• [STATED EXERCISE]
Arrange each line of the material below as a Markdown table with two columns, Row and Line. Number the rows, skip blank lines, and leave the pictures out of the answer.
= = = =
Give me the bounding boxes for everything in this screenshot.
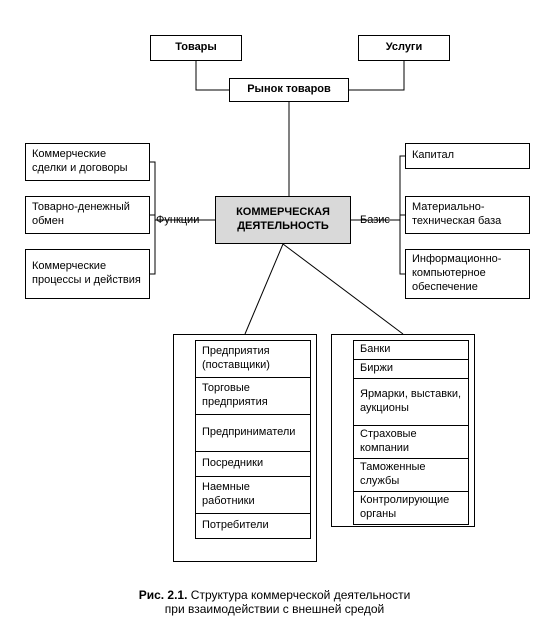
label: Наемные работники	[202, 481, 304, 509]
label: Товарно-денежный обмен	[32, 201, 143, 229]
infra-stack-item-3: Страховые компании	[353, 425, 469, 459]
label: Ярмарки, выставки, аукционы	[360, 388, 462, 416]
subj-stack-item-0: Предприятия (поставщики)	[195, 340, 311, 378]
label-functions: Функции	[156, 214, 199, 226]
line1: КОММЕРЧЕСКАЯ	[236, 206, 330, 218]
subj-stack-item-2: Предприни­матели	[195, 414, 311, 452]
label: Коммерческие процессы и действия	[32, 260, 143, 288]
node-market: Рынок товаров	[229, 78, 349, 102]
label: КОММЕРЧЕСКАЯ ДЕЯТЕЛЬНОСТЬ	[236, 206, 330, 234]
node-right-2: Информационно-компьютерное обеспечение	[405, 249, 530, 299]
label: Банки	[360, 343, 390, 357]
label: Товары	[175, 41, 217, 55]
caption-prefix: Рис. 2.1.	[139, 588, 191, 602]
node-left-2: Коммерческие процессы и действия	[25, 249, 150, 299]
label: Информационно-компьютерное обеспечение	[412, 253, 523, 294]
subj-stack-item-5: Потребители	[195, 513, 311, 539]
subj-stack-item-4: Наемные работники	[195, 476, 311, 514]
label: Рынок товаров	[247, 83, 331, 97]
label: Коммерческие сделки и договоры	[32, 148, 143, 176]
node-left-1: Товарно-денежный обмен	[25, 196, 150, 234]
infra-stack-item-1: Биржи	[353, 359, 469, 379]
label-basis: Базис	[360, 214, 390, 226]
infra-stack-item-2: Ярмарки, выставки, аукционы	[353, 378, 469, 426]
node-right-0: Капитал	[405, 143, 530, 169]
label: Контролирую­щие органы	[360, 494, 462, 522]
label: Предприни­матели	[202, 426, 295, 440]
label: Посредники	[202, 457, 263, 471]
caption-line1: Структура коммерческой деятельности	[191, 588, 411, 602]
subj-stack-item-1: Торговые предприятия	[195, 377, 311, 415]
infra-stack-item-5: Контролирую­щие органы	[353, 491, 469, 525]
caption-line2: при взаимодействии с внешней средой	[165, 602, 384, 616]
infra-stack-item-4: Таможенные службы	[353, 458, 469, 492]
line2: ДЕЯТЕЛЬНОСТЬ	[237, 220, 329, 232]
label: Материально-техническая база	[412, 201, 523, 229]
subj-stack-item-3: Посредники	[195, 451, 311, 477]
label: Страховые компании	[360, 428, 462, 456]
node-services: Услуги	[358, 35, 450, 61]
label: Биржи	[360, 362, 393, 376]
node-central: КОММЕРЧЕСКАЯ ДЕЯТЕЛЬНОСТЬ	[215, 196, 351, 244]
label: Таможенные службы	[360, 461, 462, 489]
label: Предприятия (поставщики)	[202, 345, 304, 373]
label: Капитал	[412, 149, 454, 163]
figure-caption: Рис. 2.1. Структура коммерческой деятель…	[0, 588, 549, 616]
label: Потребители	[202, 519, 269, 533]
node-left-0: Коммерческие сделки и договоры	[25, 143, 150, 181]
node-right-1: Материально-техническая база	[405, 196, 530, 234]
node-goods: Товары	[150, 35, 242, 61]
label: Торговые предприятия	[202, 382, 304, 410]
infra-stack-item-0: Банки	[353, 340, 469, 360]
label: Услуги	[386, 41, 423, 55]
= = = =
• [RESULT FOR THIS EXERCISE]
| Row | Line |
|---|---|
| 1 | Give me the bounding boxes for everything in this screenshot. |
| 2 | label: Наемные работники	[202, 481, 304, 509] |
| 3 | label: Товарно-денежный обмен	[32, 201, 143, 229] |
| 4 | infra-stack-item-3: Страховые компании	[353, 425, 469, 459] |
| 5 | label: Ярмарки, выставки, аукционы	[360, 388, 462, 416] |
| 6 | subj-stack-item-0: Предприятия (поставщики)	[195, 340, 311, 378] |
| 7 | label-functions: Функции	[156, 214, 199, 226] |
| 8 | line1: КОММЕРЧЕСКАЯ	[236, 206, 330, 218] |
| 9 | subj-stack-item-2: Предприни­матели	[195, 414, 311, 452] |
| 10 | label: Коммерческие процессы и действия	[32, 260, 143, 288] |
| 11 | node-market: Рынок товаров	[229, 78, 349, 102] |
| 12 | label: КОММЕРЧЕСКАЯ ДЕЯТЕЛЬНОСТЬ	[236, 206, 330, 234] |
| 13 | node-right-2: Информационно-компьютерное обеспечение	[405, 249, 530, 299] |
| 14 | label: Банки	[360, 343, 390, 357] |
| 15 | label: Товары	[175, 41, 217, 55] |
| 16 | caption-prefix: Рис. 2.1.	[139, 588, 191, 602] |
| 17 | node-left-2: Коммерческие процессы и действия	[25, 249, 150, 299] |
| 18 | label: Информационно-компьютерное обеспечение	[412, 253, 523, 294] |
| 19 | subj-stack-item-5: Потребители	[195, 513, 311, 539] |
| 20 | subj-stack-item-4: Наемные работники	[195, 476, 311, 514] |
| 21 | label: Рынок товаров	[247, 83, 331, 97] |
| 22 | label: Коммерческие сделки и договоры	[32, 148, 143, 176] |
| 23 | node-left-1: Товарно-денежный обмен	[25, 196, 150, 234] |
| 24 | infra-stack-item-1: Биржи	[353, 359, 469, 379] |
| 25 | label-basis: Базис	[360, 214, 390, 226] |
| 26 | infra-stack-item-2: Ярмарки, выставки, аукционы	[353, 378, 469, 426] |
| 27 | node-right-0: Капитал	[405, 143, 530, 169] |
| 28 | label: Контролирую­щие органы	[360, 494, 462, 522] |
| 29 | label: Предприни­матели	[202, 426, 295, 440] |
| 30 | label: Посредники	[202, 457, 263, 471] |
| 31 | caption-line1: Структура коммерческой деятельности	[191, 588, 411, 602] |
| 32 | subj-stack-item-1: Торговые предприятия	[195, 377, 311, 415] |
| 33 | infra-stack-item-5: Контролирую­щие органы	[353, 491, 469, 525] |
| 34 | caption-line2: при взаимодействии с внешней средой	[165, 602, 384, 616] |
| 35 | infra-stack-item-4: Таможенные службы	[353, 458, 469, 492] |
| 36 | line2: ДЕЯТЕЛЬНОСТЬ	[237, 220, 329, 232] |
| 37 | label: Материально-техническая база	[412, 201, 523, 229] |
| 38 | subj-stack-item-3: Посредники	[195, 451, 311, 477] |
| 39 | label: Страховые компании	[360, 428, 462, 456] |
| 40 | node-services: Услуги	[358, 35, 450, 61] |
| 41 | label: Биржи	[360, 362, 393, 376] |
| 42 | node-central: КОММЕРЧЕСКАЯ ДЕЯТЕЛЬНОСТЬ	[215, 196, 351, 244] |
| 43 | label: Таможенные службы	[360, 461, 462, 489] |
| 44 | label: Предприятия (поставщики)	[202, 345, 304, 373] |
| 45 | label: Капитал	[412, 149, 454, 163] |
| 46 | figure-caption: Рис. 2.1. Структура коммерческой деятель…	[0, 588, 549, 616] |
| 47 | label: Потребители	[202, 519, 269, 533] |
| 48 | node-left-0: Коммерческие сделки и договоры	[25, 143, 150, 181] |
| 49 | node-right-1: Материально-техническая база	[405, 196, 530, 234] |
| 50 | node-goods: Товары	[150, 35, 242, 61] |
| 51 | label: Торговые предприятия	[202, 382, 304, 410] |
| 52 | infra-stack-item-0: Банки	[353, 340, 469, 360] |
| 53 | label: Услуги	[386, 41, 423, 55] |